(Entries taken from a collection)
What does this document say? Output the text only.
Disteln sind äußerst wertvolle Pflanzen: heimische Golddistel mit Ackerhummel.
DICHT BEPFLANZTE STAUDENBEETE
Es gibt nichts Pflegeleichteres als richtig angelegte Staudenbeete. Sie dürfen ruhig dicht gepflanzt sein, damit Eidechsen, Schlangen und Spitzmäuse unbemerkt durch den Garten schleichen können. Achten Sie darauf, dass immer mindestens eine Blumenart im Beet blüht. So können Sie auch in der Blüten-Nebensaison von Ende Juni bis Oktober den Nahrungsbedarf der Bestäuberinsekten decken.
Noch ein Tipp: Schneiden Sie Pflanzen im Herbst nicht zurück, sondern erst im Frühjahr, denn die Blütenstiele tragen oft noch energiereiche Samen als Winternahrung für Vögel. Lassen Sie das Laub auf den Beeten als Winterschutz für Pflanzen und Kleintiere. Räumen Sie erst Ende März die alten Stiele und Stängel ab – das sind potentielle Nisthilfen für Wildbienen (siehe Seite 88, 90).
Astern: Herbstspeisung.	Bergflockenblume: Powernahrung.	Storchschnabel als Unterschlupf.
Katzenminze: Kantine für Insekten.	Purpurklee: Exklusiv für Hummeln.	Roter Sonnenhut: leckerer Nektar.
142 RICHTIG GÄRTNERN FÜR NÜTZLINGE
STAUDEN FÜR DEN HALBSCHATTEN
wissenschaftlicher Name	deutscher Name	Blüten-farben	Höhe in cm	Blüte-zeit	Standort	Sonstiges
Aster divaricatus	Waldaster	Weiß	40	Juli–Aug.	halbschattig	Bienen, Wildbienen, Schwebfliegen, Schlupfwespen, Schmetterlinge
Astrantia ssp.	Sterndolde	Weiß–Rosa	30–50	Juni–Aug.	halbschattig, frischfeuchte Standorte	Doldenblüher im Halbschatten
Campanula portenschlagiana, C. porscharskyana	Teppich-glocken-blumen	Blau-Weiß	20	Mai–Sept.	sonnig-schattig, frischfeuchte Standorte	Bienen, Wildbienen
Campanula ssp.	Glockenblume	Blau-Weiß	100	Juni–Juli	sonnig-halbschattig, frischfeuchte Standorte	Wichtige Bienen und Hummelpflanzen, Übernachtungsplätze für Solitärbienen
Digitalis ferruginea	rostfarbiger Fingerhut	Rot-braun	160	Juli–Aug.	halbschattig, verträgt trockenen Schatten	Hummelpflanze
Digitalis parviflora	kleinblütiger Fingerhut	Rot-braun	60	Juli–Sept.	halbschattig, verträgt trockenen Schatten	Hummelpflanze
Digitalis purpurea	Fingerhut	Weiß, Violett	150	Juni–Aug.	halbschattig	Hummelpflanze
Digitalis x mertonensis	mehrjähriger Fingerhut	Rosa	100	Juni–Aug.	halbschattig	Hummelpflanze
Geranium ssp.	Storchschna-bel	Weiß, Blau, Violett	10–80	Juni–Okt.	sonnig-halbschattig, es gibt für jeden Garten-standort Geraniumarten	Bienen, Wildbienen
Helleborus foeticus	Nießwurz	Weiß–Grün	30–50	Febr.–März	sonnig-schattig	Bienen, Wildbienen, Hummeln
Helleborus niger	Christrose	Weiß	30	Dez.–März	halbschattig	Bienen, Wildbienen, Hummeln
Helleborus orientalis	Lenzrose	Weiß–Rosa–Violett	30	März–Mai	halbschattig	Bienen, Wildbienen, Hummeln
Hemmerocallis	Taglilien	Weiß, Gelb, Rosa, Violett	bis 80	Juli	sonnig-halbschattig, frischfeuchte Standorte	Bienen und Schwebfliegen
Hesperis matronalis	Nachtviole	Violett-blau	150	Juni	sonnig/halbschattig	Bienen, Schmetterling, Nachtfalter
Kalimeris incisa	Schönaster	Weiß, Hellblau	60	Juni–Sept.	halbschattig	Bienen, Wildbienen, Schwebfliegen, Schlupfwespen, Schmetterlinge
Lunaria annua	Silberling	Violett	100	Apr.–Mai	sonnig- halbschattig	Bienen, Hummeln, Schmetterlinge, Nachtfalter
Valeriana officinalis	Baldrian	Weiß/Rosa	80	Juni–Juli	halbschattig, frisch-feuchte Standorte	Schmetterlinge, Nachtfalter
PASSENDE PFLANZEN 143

(Task goal):
Only the number is wanted: how many lines in the data include the word "trockenen"?

(Solved problem):
2